* _Request 1_
In the extract on the Queen Elizabeth 2, at what time did the ship depart from Greenock after the gala day of events in 2007?

* _Extract_
——————————

RMS Queen Elizabeth 2 - the Last Great Clydebuilt liner
The Cunard liner RMS Queen Elizabeth 2, the most famous ship in the World, was launched from the shipyard of John Brown & Company at Clydebank, Scotland on 20th September 1967. Some of the first group of photographs in this set are from a remarkable collection taken by the late Mr William Davies of Glasgow in September 1967. It was almost 21 years after the new ship departed from the Clyde before she returned to the Clyde (in 1990). She returned on a few other occasions and, in 2007, forty years after her launch, the ship returned to Greenock Ocean Terminal on the Clyde on 20th September 2007 to celebrate the anniversary. After a gala day of events, including a 40th Birthday Fly-past Salute by the Red Arrows, the ship departed from Greenock at 18:00 hours. Many thousands of Clydesiders gathered to watch the last of the classic Clydebuilt liners depart. A set of images were taken from a vantage point aboard the veteran motor ship Balmoral which escorted theliner from Greenock to Innellan. 20th September 2007. Just over a year after her 40th anniversary vist to the Clyde, the liner returned to the river of her creation for the very last time as a few weeks later she made her last ever voyage, to the city of Dubai where she was to be converted to a static luxury hotel. Despite extremely poor weather through the majority of the summer of 2008 on the Clyde, the day of the last great Clydebuilt liner's final visit was a miraculously fine autumn day and tens of thousands of people lined the shores of the Firth of Clyde, aware that another chapter in the long maritime history of the Clyde was about to end.

——————————

* _Stored rows_
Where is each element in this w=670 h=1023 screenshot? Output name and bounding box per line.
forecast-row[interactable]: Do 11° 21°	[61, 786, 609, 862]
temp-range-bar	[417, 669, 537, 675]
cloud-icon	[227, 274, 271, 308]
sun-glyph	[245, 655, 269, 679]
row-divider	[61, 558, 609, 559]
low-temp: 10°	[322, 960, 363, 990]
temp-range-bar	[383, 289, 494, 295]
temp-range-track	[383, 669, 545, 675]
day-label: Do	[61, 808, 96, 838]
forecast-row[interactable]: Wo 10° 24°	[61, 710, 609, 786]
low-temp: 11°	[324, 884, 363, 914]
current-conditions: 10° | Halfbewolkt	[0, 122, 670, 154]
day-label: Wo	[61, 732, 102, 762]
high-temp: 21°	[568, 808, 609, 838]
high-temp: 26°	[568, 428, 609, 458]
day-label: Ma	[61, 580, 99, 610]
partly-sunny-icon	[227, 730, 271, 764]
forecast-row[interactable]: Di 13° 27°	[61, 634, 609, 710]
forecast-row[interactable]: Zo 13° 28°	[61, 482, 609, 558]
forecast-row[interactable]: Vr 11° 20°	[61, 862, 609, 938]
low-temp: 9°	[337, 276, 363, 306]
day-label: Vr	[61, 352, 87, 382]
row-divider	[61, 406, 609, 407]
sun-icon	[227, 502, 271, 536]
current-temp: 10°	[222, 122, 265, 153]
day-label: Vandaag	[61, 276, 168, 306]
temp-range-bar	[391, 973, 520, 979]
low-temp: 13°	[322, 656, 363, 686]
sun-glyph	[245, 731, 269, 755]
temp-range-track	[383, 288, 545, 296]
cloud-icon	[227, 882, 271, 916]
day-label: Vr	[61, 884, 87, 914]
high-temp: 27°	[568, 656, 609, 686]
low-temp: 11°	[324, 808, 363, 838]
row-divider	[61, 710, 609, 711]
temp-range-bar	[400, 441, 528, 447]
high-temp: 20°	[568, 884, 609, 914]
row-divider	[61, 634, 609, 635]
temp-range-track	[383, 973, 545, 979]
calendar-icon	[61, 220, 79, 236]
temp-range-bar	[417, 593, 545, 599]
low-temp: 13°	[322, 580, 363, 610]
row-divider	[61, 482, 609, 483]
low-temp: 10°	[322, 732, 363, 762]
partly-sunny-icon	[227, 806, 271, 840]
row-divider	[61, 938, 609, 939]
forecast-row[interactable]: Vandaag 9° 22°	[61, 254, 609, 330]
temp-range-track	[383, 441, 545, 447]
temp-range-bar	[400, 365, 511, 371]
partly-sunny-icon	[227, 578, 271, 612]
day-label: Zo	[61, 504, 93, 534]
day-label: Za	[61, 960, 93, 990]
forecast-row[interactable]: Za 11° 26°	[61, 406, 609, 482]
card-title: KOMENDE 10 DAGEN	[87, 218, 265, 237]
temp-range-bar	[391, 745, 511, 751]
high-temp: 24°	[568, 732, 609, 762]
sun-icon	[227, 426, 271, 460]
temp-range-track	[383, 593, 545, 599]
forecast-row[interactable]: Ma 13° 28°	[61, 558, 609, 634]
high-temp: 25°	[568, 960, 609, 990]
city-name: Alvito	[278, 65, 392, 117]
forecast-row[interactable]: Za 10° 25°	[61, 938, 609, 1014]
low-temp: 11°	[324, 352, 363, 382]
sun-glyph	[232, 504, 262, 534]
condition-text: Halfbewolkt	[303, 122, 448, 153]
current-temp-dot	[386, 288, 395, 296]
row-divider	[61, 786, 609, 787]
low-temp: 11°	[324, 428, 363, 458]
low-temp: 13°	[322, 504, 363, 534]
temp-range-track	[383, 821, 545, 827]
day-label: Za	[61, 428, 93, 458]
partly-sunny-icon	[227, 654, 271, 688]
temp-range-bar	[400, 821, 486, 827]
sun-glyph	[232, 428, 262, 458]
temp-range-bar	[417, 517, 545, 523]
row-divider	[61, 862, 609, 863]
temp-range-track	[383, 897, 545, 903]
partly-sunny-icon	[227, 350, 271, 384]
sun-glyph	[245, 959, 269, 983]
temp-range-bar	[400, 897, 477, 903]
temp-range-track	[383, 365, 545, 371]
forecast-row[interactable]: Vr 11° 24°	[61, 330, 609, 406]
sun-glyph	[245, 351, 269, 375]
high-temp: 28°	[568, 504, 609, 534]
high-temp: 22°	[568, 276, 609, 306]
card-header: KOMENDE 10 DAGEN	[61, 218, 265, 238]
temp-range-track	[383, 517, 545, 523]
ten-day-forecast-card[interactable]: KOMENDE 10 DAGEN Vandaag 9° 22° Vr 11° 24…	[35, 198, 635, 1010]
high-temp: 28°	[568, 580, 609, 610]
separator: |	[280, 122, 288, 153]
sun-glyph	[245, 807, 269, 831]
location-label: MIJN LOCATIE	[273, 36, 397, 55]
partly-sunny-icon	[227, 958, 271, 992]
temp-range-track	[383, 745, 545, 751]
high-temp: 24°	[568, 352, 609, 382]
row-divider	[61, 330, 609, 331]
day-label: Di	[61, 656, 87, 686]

——————————

* _Request 2_
Rewrite the entries from the first one through the line containing "882, 271, 916]", changing "temp-range-bar" to "temp-bar" and leaving everything else unchanged.

* _Full output 1_
18:00 hours

* _Full output 2_
Where is each element in this w=670 h=1023 screenshot? Output name and bounding box per line.
forecast-row[interactable]: Do 11° 21°	[61, 786, 609, 862]
temp-bar	[417, 669, 537, 675]
cloud-icon	[227, 274, 271, 308]
sun-glyph	[245, 655, 269, 679]
row-divider	[61, 558, 609, 559]
low-temp: 10°	[322, 960, 363, 990]
temp-bar	[383, 289, 494, 295]
temp-range-track	[383, 669, 545, 675]
day-label: Do	[61, 808, 96, 838]
forecast-row[interactable]: Wo 10° 24°	[61, 710, 609, 786]
low-temp: 11°	[324, 884, 363, 914]
current-conditions: 10° | Halfbewolkt	[0, 122, 670, 154]
day-label: Wo	[61, 732, 102, 762]
high-temp: 21°	[568, 808, 609, 838]
high-temp: 26°	[568, 428, 609, 458]
day-label: Ma	[61, 580, 99, 610]
partly-sunny-icon	[227, 730, 271, 764]
forecast-row[interactable]: Di 13° 27°	[61, 634, 609, 710]
forecast-row[interactable]: Zo 13° 28°	[61, 482, 609, 558]
forecast-row[interactable]: Vr 11° 20°	[61, 862, 609, 938]
low-temp: 9°	[337, 276, 363, 306]
day-label: Vr	[61, 352, 87, 382]
row-divider	[61, 406, 609, 407]
sun-icon	[227, 502, 271, 536]
current-temp: 10°	[222, 122, 265, 153]
day-label: Vandaag	[61, 276, 168, 306]
temp-bar	[391, 973, 520, 979]
low-temp: 13°	[322, 656, 363, 686]
sun-glyph	[245, 731, 269, 755]
temp-range-track	[383, 288, 545, 296]
cloud-icon	[227, 882, 271, 916]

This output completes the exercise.